__REQUIREMENTS__
Output the full listing below exactly, without the pictures.

__TASK INPUTS__
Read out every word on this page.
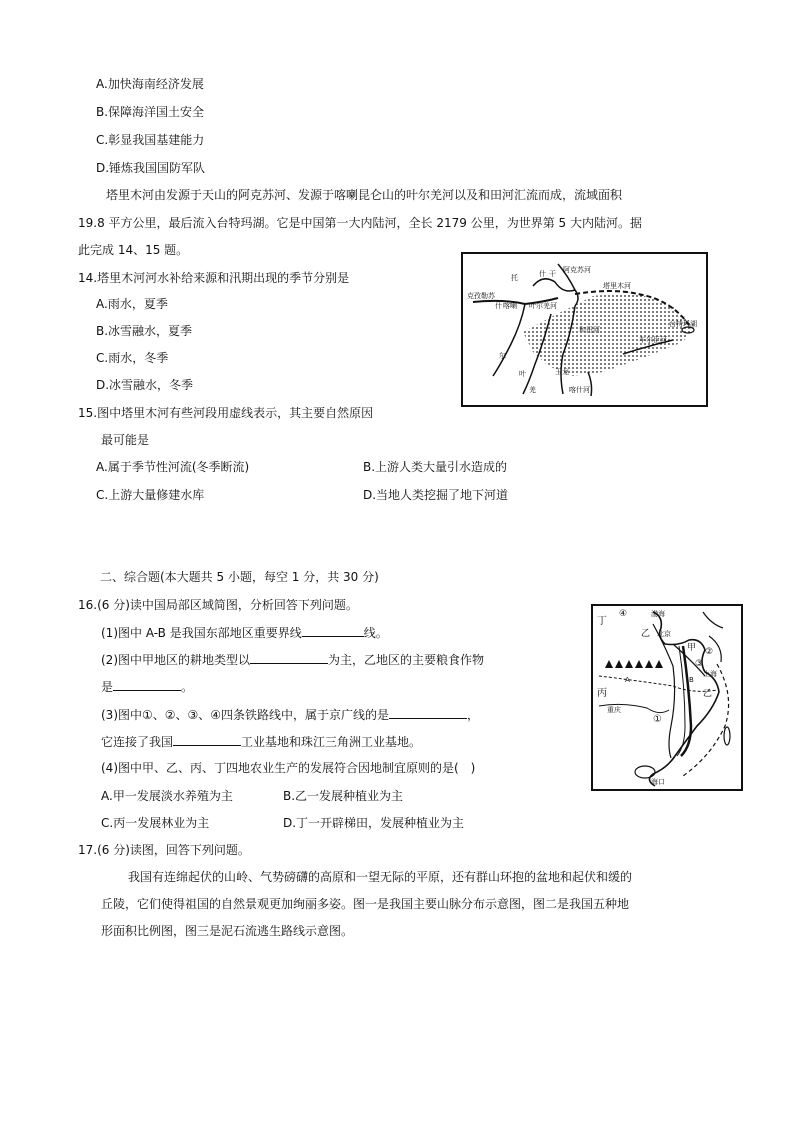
A.加快海南经济发展
B.保障海洋国土安全
C.彰显我国基建能力
D.锤炼我国国防军队
塔里木河由发源于天山的阿克苏河、发源于喀喇昆仑山的叶尔羌河以及和田河汇流而成，流域面积
19.8 平方公里，最后流入台特玛湖。它是中国第一大内陆河，全长 2179 公里，为世界第 5 大内陆河。据
此完成 14、15 题。
14.塔里木河河水补给来源和汛期出现的季节分别是
A.雨水，夏季
B.冰雪融水，夏季
C.雨水，冬季
D.冰雪融水，冬季
托	什 干 阿克苏河
塔里木河
喀喇
什	叶尔羌河
和田河
车尔臣河
克孜勒苏
尔
叶
羌
玉龙
喀什河
台特玛湖
15.图中塔里木河有些河段用虚线表示，其主要自然原因
最可能是
A.属于季节性河流(冬季断流)	B.上游人类大量引水造成的
C.上游大量修建水库	D.当地人类挖掘了地下河道
二、综合题(本大题共 5 小题，每空 1 分，共 30 分)
16.(6 分)读中国局部区域简图，分析回答下列问题。
(1)图中 A-B 是我国东部地区重要界线	线。
(2)图中甲地区的耕地类型以	为主，乙地区的主要粮食作物
是	。
(3)图中①、②、③、④四条铁路线中，属于京广线的是	，
它连接了我国	工业基地和珠江三角洲工业基地。
(4)图中甲、乙、丙、丁四地农业生产的发展符合因地制宜原则的是(　)
A.甲一发展淡水养殖为主	B.乙一发展种植业为主
C.丙一发展林业为主	D.丁一开辟梯田，发展种植业为主
丁
④	渤海
乙 北京
甲
③
②
A	B
丙
重庆
①
上海
乙
海口
17.(6 分)读图，回答下列问题。
我国有连绵起伏的山岭、气势磅礴的高原和一望无际的平原，还有群山环抱的盆地和起伏和缓的
丘陵，它们使得祖国的自然景观更加绚丽多姿。图一是我国主要山脉分布示意图，图二是我国五种地
形面积比例图，图三是泥石流逃生路线示意图。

__OUTPUT FOR THIS EXERCISE__
Read out every word on this page.
A.加快海南经济发展
B.保障海洋国土安全
C.彰显我国基建能力
D.锤炼我国国防军队
塔里木河由发源于天山的阿克苏河、发源于喀喇昆仑山的叶尔羌河以及和田河汇流而成，流域面积
19.8 平方公里，最后流入台特玛湖。它是中国第一大内陆河，全长 2179 公里，为世界第 5 大内陆河。据
此完成 14、15 题。
14.塔里木河河水补给来源和汛期出现的季节分别是
A.雨水，夏季
B.冰雪融水，夏季
C.雨水，冬季
D.冰雪融水，冬季
托	什 干 阿克苏河
塔里木河
喀喇
什	叶尔羌河
和田河
车尔臣河
克孜勒苏
尔
叶
羌
玉龙
喀什河
台特玛湖
15.图中塔里木河有些河段用虚线表示，其主要自然原因
最可能是
A.属于季节性河流(冬季断流)	B.上游人类大量引水造成的
C.上游大量修建水库	D.当地人类挖掘了地下河道
二、综合题(本大题共 5 小题，每空 1 分，共 30 分)
16.(6 分)读中国局部区域简图，分析回答下列问题。
(1)图中 A-B 是我国东部地区重要界线	线。
(2)图中甲地区的耕地类型以	为主，乙地区的主要粮食作物
是	。
(3)图中①、②、③、④四条铁路线中，属于京广线的是	，
它连接了我国	工业基地和珠江三角洲工业基地。
(4)图中甲、乙、丙、丁四地农业生产的发展符合因地制宜原则的是(　)
A.甲一发展淡水养殖为主	B.乙一发展种植业为主
C.丙一发展林业为主	D.丁一开辟梯田，发展种植业为主
丁
④	渤海
乙 北京
甲
③
②
A	B
丙
重庆
①
上海
乙
海口
17.(6 分)读图，回答下列问题。
我国有连绵起伏的山岭、气势磅礴的高原和一望无际的平原，还有群山环抱的盆地和起伏和缓的
丘陵，它们使得祖国的自然景观更加绚丽多姿。图一是我国主要山脉分布示意图，图二是我国五种地
形面积比例图，图三是泥石流逃生路线示意图。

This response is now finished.